Output the material beneath this task exactly, images excluded.

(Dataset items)
__________

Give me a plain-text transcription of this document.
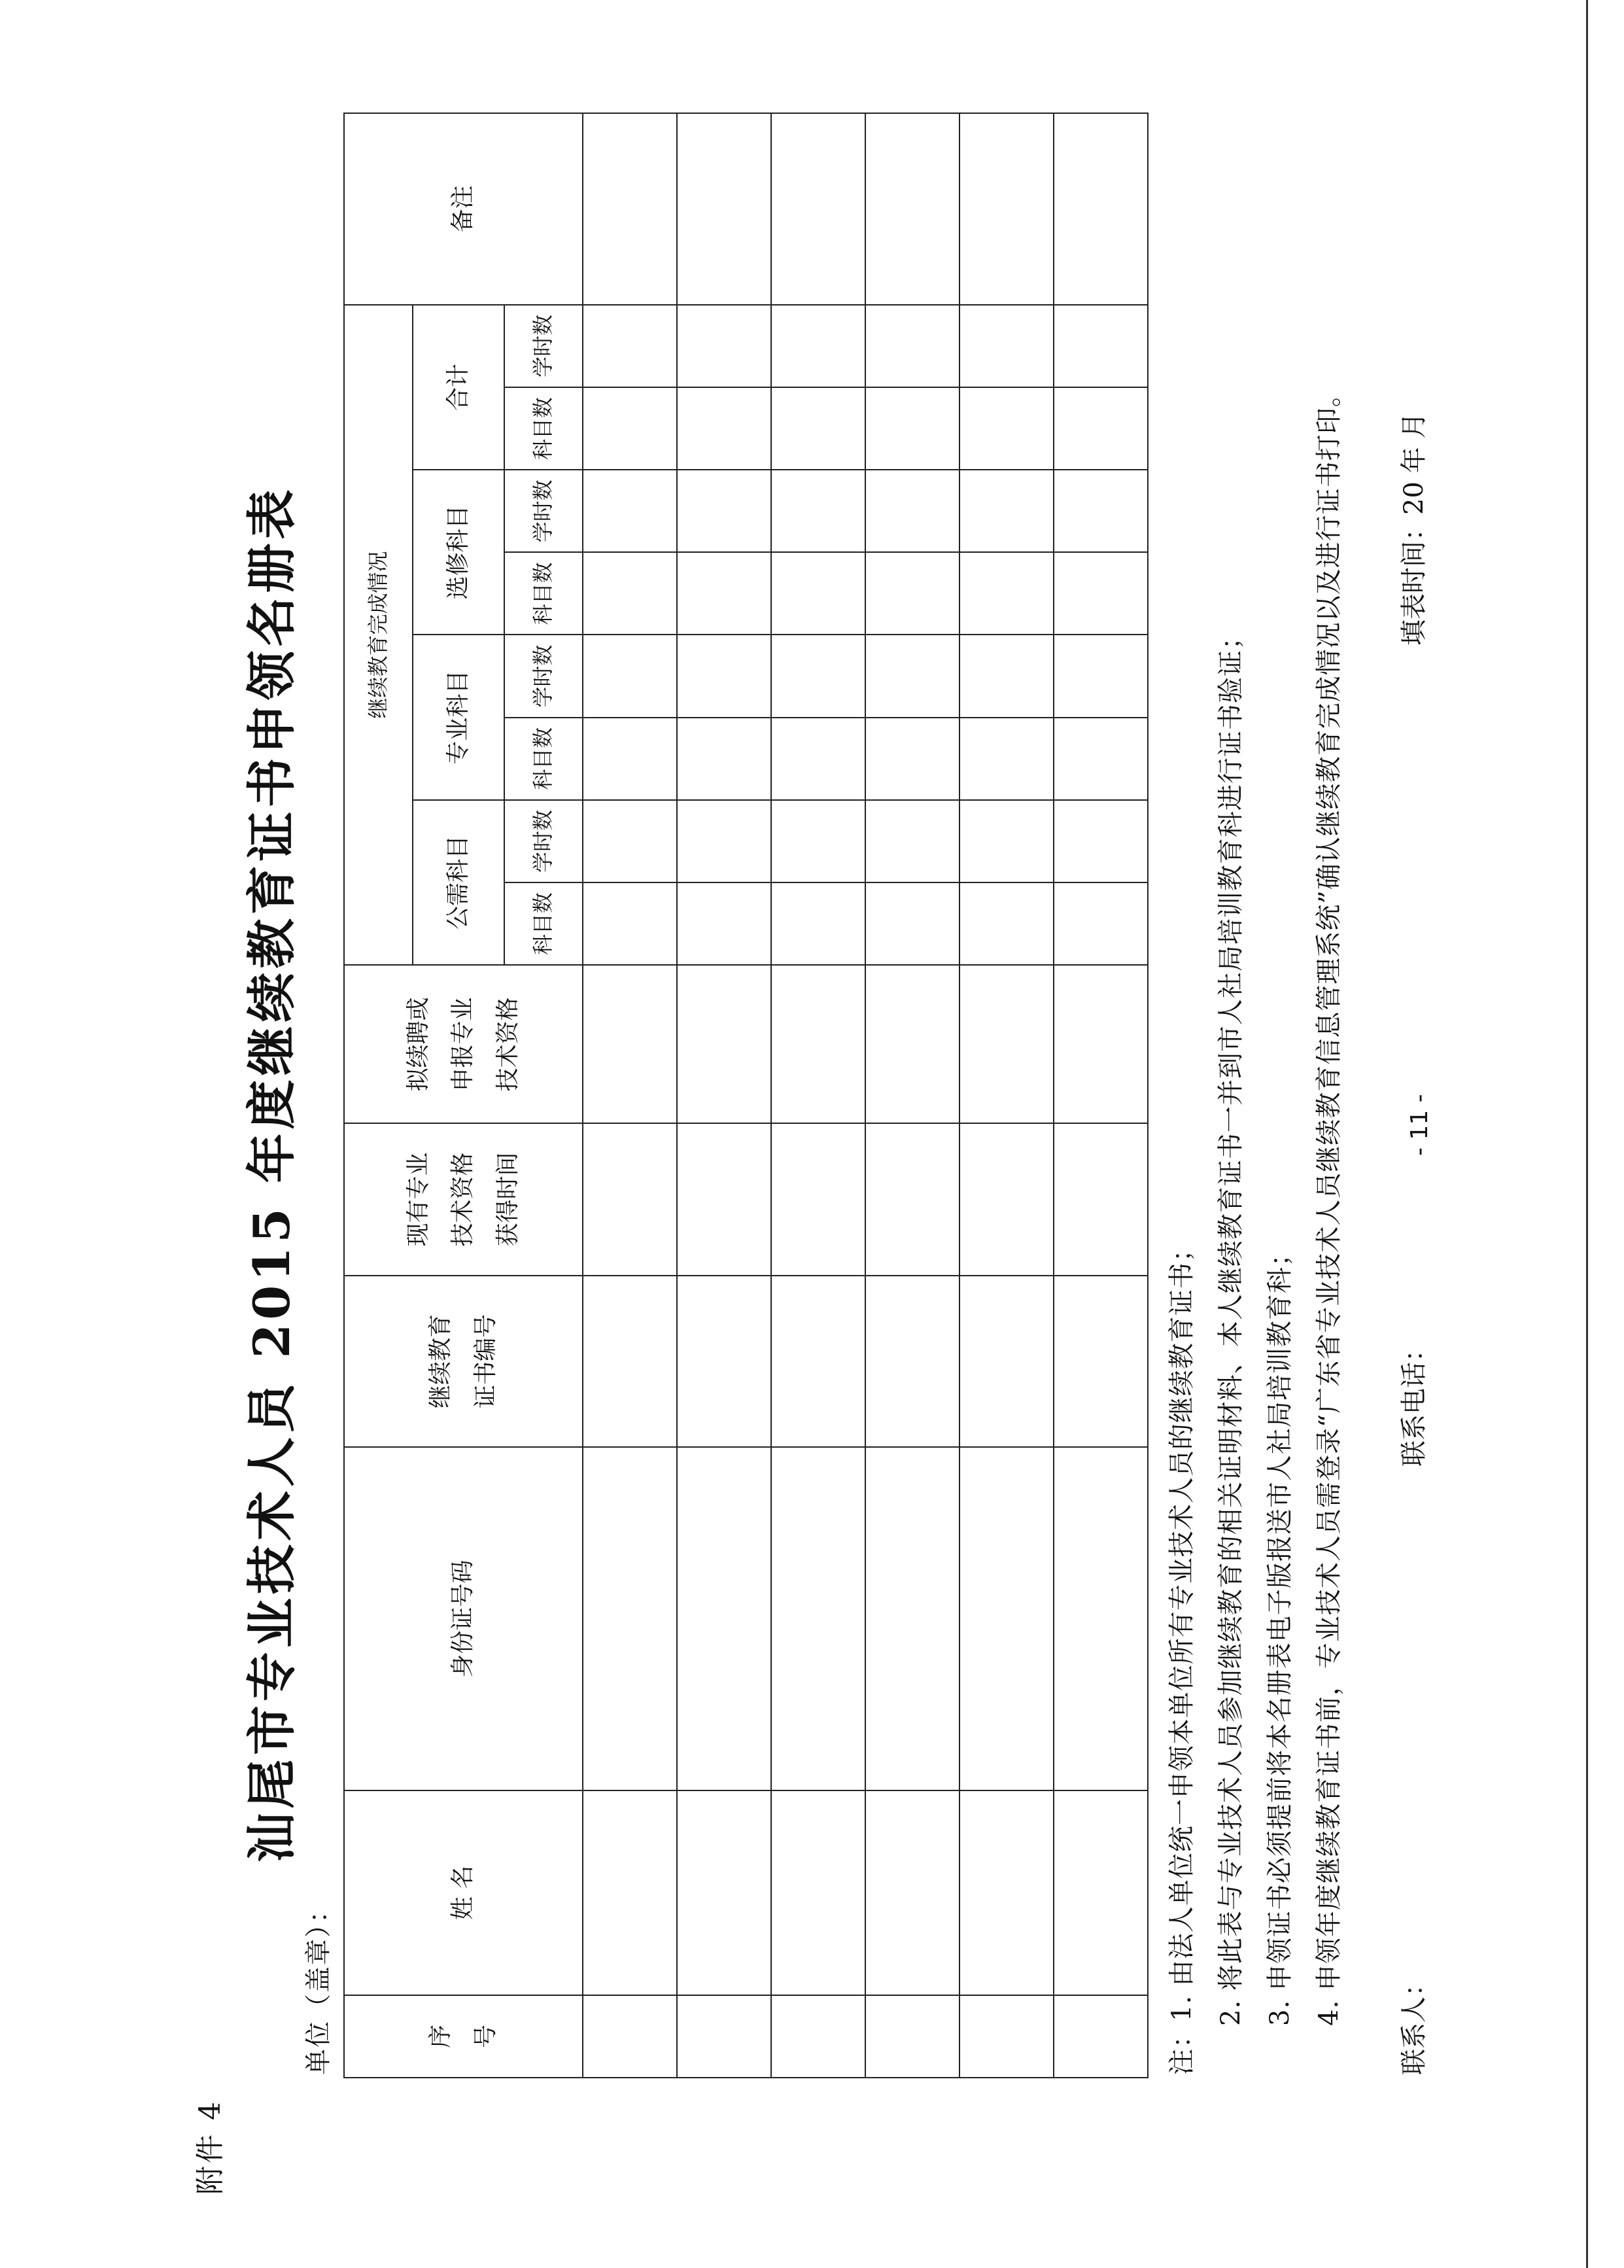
附件 4
汕尾市专业技术人员 2015 年度继续教育证书申领名册表
单位（盖章）：	序 号	姓 名	身份证号码	继续教育 证书编号	现有专业 技术资格 获得时间	拟续聘或 申报专业 技术资格	继续教育完成情况								备注
						公需科目		专业科目		选修科目		合计		
						科目数	学时数	科目数	学时数	科目数	学时数	科目数	学时数	

注：1. 由法人单位统一申领本单位所有专业技术人员的继续教育证书； 2. 将此表与专业技术人员参加继续教育的相关证明材料、本人继续教育证书一并到市人社局培训教育科进行证书验证； 3. 申领证书必须提前将本名册表电子版报送市人社局培训教育科； 4. 申领年度继续教育证书前，专业技术人员需登录“广东省专业技术人员继续教育信息管理系统”确认继续教育完成情况以及进行证书打印。 联系人：
联系电话：
- 11 -
填表时间：20 年 月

__________

[EXERCISE ANSWER]:
Give me a plain-text transcription of this document.
附件 4
汕尾市专业技术人员 2015 年度继续教育证书申领名册表
单位（盖章）：	序 号	姓 名	身份证号码	继续教育 证书编号	现有专业 技术资格 获得时间	拟续聘或 申报专业 技术资格	继续教育完成情况								备注
						公需科目		专业科目		选修科目		合计		
						科目数	学时数	科目数	学时数	科目数	学时数	科目数	学时数	

注：1. 由法人单位统一申领本单位所有专业技术人员的继续教育证书； 2. 将此表与专业技术人员参加继续教育的相关证明材料、本人继续教育证书一并到市人社局培训教育科进行证书验证； 3. 申领证书必须提前将本名册表电子版报送市人社局培训教育科； 4. 申领年度继续教育证书前，专业技术人员需登录“广东省专业技术人员继续教育信息管理系统”确认继续教育完成情况以及进行证书打印。 联系人：
联系电话：
- 11 -
填表时间：20 年 月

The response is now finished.